■ **What to produce**
Every record that follows should be printed verbatim.
----------
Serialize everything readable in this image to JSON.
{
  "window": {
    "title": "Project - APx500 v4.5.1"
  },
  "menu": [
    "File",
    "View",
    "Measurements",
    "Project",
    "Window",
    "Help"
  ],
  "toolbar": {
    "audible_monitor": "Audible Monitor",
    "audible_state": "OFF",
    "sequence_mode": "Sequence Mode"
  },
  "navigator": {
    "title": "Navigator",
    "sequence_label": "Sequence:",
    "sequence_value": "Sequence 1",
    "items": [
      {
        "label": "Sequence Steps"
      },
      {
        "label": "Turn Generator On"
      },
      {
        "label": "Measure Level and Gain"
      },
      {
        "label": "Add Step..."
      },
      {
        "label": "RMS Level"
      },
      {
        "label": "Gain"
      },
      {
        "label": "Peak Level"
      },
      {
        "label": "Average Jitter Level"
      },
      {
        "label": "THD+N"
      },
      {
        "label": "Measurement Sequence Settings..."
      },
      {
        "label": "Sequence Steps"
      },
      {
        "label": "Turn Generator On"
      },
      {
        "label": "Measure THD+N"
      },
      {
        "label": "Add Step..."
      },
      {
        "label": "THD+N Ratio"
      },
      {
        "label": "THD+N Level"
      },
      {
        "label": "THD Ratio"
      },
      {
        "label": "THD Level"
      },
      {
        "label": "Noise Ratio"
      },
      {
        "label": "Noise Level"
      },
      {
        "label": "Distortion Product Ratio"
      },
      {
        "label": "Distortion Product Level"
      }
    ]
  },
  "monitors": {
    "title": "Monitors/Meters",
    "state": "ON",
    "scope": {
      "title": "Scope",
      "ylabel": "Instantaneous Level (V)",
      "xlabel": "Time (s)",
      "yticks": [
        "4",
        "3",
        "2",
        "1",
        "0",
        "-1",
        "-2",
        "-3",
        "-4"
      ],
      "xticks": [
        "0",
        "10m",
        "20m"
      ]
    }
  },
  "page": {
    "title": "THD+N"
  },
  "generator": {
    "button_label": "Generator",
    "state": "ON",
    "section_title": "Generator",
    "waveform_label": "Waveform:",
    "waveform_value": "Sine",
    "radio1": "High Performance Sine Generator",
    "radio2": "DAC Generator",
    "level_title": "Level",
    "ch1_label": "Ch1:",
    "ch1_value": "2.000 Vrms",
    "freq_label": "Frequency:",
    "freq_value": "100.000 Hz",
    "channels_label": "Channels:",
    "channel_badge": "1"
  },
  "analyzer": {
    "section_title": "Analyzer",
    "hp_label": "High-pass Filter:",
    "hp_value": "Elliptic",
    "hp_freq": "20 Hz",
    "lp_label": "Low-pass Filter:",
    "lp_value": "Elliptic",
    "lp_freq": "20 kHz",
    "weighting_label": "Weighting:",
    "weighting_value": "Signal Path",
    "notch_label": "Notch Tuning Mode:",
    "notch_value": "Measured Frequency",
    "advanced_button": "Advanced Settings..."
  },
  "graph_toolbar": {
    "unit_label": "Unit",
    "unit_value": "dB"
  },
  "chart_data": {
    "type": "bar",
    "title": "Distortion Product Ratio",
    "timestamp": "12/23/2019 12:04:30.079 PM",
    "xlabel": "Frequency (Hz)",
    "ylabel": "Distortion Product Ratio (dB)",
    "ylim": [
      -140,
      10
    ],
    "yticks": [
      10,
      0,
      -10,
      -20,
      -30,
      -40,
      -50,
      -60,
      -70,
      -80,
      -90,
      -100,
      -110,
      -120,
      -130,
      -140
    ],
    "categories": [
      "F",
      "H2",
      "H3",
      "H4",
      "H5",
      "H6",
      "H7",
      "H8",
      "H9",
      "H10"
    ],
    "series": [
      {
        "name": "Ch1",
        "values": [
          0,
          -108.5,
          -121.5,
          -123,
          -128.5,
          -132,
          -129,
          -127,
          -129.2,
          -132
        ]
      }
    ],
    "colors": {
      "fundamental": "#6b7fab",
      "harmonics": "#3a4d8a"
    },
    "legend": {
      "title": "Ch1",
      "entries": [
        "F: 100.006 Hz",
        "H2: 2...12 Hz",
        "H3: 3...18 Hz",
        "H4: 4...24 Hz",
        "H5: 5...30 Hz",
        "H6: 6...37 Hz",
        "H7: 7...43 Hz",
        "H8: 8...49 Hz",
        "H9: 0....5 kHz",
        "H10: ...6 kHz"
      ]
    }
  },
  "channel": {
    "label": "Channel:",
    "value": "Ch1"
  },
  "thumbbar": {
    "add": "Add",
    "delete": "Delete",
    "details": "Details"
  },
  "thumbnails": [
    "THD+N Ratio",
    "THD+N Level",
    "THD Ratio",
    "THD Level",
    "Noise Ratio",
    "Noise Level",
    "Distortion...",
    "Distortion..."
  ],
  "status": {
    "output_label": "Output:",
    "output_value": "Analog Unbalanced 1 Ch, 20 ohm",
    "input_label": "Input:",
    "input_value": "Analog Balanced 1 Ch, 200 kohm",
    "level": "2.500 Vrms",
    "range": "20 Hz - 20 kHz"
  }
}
----------
■ **Exercise output**
Serialize everything readable in this image to JSON.
{
  "window": {
    "title": "Project - APx500 v4.5.1"
  },
  "menu": [
    "File",
    "View",
    "Measurements",
    "Project",
    "Window",
    "Help"
  ],
  "toolbar": {
    "audible_monitor": "Audible Monitor",
    "audible_state": "OFF",
    "sequence_mode": "Sequence Mode"
  },
  "navigator": {
    "title": "Navigator",
    "sequence_label": "Sequence:",
    "sequence_value": "Sequence 1",
    "items": [
      {
        "label": "Sequence Steps"
      },
      {
        "label": "Turn Generator On"
      },
      {
        "label": "Measure Level and Gain"
      },
      {
        "label": "Add Step..."
      },
      {
        "label": "RMS Level"
      },
      {
        "label": "Gain"
      },
      {
        "label": "Peak Level"
      },
      {
        "label": "Average Jitter Level"
      },
      {
        "label": "THD+N"
      },
      {
        "label": "Measurement Sequence Settings..."
      },
      {
        "label": "Sequence Steps"
      },
      {
        "label": "Turn Generator On"
      },
      {
        "label": "Measure THD+N"
      },
      {
        "label": "Add Step..."
      },
      {
        "label": "THD+N Ratio"
      },
      {
        "label": "THD+N Level"
      },
      {
        "label": "THD Ratio"
      },
      {
        "label": "THD Level"
      },
      {
        "label": "Noise Ratio"
      },
      {
        "label": "Noise Level"
      },
      {
        "label": "Distortion Product Ratio"
      },
      {
        "label": "Distortion Product Level"
      }
    ]
  },
  "monitors": {
    "title": "Monitors/Meters",
    "state": "ON",
    "scope": {
      "title": "Scope",
      "ylabel": "Instantaneous Level (V)",
      "xlabel": "Time (s)",
      "yticks": [
        "4",
        "3",
        "2",
        "1",
        "0",
        "-1",
        "-2",
        "-3",
        "-4"
      ],
      "xticks": [
        "0",
        "10m",
        "20m"
      ]
    }
  },
  "page": {
    "title": "THD+N"
  },
  "generator": {
    "button_label": "Generator",
    "state": "ON",
    "section_title": "Generator",
    "waveform_label": "Waveform:",
    "waveform_value": "Sine",
    "radio1": "High Performance Sine Generator",
    "radio2": "DAC Generator",
    "level_title": "Level",
    "ch1_label": "Ch1:",
    "ch1_value": "2.000 Vrms",
    "freq_label": "Frequency:",
    "freq_value": "100.000 Hz",
    "channels_label": "Channels:",
    "channel_badge": "1"
  },
  "analyzer": {
    "section_title": "Analyzer",
    "hp_label": "High-pass Filter:",
    "hp_value": "Elliptic",
    "hp_freq": "20 Hz",
    "lp_label": "Low-pass Filter:",
    "lp_value": "Elliptic",
    "lp_freq": "20 kHz",
    "weighting_label": "Weighting:",
    "weighting_value": "Signal Path",
    "notch_label": "Notch Tuning Mode:",
    "notch_value": "Measured Frequency",
    "advanced_button": "Advanced Settings..."
  },
  "graph_toolbar": {
    "unit_label": "Unit",
    "unit_value": "dB"
  },
  "chart_data": {
    "type": "bar",
    "title": "Distortion Product Ratio",
    "timestamp": "12/23/2019 12:04:30.079 PM",
    "xlabel": "Frequency (Hz)",
    "ylabel": "Distortion Product Ratio (dB)",
    "ylim": [
      -140,
      10
    ],
    "yticks": [
      10,
      0,
      -10,
      -20,
      -30,
      -40,
      -50,
      -60,
      -70,
      -80,
      -90,
      -100,
      -110,
      -120,
      -130,
      -140
    ],
    "categories": [
      "F",
      "H2",
      "H3",
      "H4",
      "H5",
      "H6",
      "H7",
      "H8",
      "H9",
      "H10"
    ],
    "series": [
      {
        "name": "Ch1",
        "values": [
          0,
          -108.5,
          -121.5,
          -123,
          -128.5,
          -132,
          -129,
          -127,
          -129.2,
          -132
        ]
      }
    ],
    "colors": {
      "fundamental": "#6b7fab",
      "harmonics": "#3a4d8a"
    },
    "legend": {
      "title": "Ch1",
      "entries": [
        "F: 100.006 Hz",
        "H2: 2...12 Hz",
        "H3: 3...18 Hz",
        "H4: 4...24 Hz",
        "H5: 5...30 Hz",
        "H6: 6...37 Hz",
        "H7: 7...43 Hz",
        "H8: 8...49 Hz",
        "H9: 0....5 kHz",
        "H10: ...6 kHz"
      ]
    }
  },
  "channel": {
    "label": "Channel:",
    "value": "Ch1"
  },
  "thumbbar": {
    "add": "Add",
    "delete": "Delete",
    "details": "Details"
  },
  "thumbnails": [
    "THD+N Ratio",
    "THD+N Level",
    "THD Ratio",
    "THD Level",
    "Noise Ratio",
    "Noise Level",
    "Distortion...",
    "Distortion..."
  ],
  "status": {
    "output_label": "Output:",
    "output_value": "Analog Unbalanced 1 Ch, 20 ohm",
    "input_label": "Input:",
    "input_value": "Analog Balanced 1 Ch, 200 kohm",
    "level": "2.500 Vrms",
    "range": "20 Hz - 20 kHz"
  }
}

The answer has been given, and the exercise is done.